── DATA ENTRIES

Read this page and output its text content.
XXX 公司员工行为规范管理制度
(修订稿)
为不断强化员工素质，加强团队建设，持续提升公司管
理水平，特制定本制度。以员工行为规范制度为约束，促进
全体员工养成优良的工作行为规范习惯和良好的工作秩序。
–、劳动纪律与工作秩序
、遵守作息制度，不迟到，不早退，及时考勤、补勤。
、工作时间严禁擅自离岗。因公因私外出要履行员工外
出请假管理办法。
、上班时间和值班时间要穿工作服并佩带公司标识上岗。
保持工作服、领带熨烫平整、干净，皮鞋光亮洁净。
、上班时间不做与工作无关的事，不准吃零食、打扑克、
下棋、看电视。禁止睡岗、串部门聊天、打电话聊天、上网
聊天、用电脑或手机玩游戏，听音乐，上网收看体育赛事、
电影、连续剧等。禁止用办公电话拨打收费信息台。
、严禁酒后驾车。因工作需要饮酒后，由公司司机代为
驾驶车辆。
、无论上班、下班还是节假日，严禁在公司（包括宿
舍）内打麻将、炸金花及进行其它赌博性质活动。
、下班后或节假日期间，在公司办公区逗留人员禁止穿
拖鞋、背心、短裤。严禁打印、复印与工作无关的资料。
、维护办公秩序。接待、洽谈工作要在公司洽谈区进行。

────

Reproduce the records word for word.

Read this page and output its text content.
XXX 公司员工行为规范管理制度
(修订稿)
为不断强化员工素质，加强团队建设，持续提升公司管
理水平，特制定本制度。以员工行为规范制度为约束，促进
全体员工养成优良的工作行为规范习惯和良好的工作秩序。
–、劳动纪律与工作秩序
、遵守作息制度，不迟到，不早退，及时考勤、补勤。
、工作时间严禁擅自离岗。因公因私外出要履行员工外
出请假管理办法。
、上班时间和值班时间要穿工作服并佩带公司标识上岗。
保持工作服、领带熨烫平整、干净，皮鞋光亮洁净。
、上班时间不做与工作无关的事，不准吃零食、打扑克、
下棋、看电视。禁止睡岗、串部门聊天、打电话聊天、上网
聊天、用电脑或手机玩游戏，听音乐，上网收看体育赛事、
电影、连续剧等。禁止用办公电话拨打收费信息台。
、严禁酒后驾车。因工作需要饮酒后，由公司司机代为
驾驶车辆。
、无论上班、下班还是节假日，严禁在公司（包括宿
舍）内打麻将、炸金花及进行其它赌博性质活动。
、下班后或节假日期间，在公司办公区逗留人员禁止穿
拖鞋、背心、短裤。严禁打印、复印与工作无关的资料。
、维护办公秩序。接待、洽谈工作要在公司洽谈区进行。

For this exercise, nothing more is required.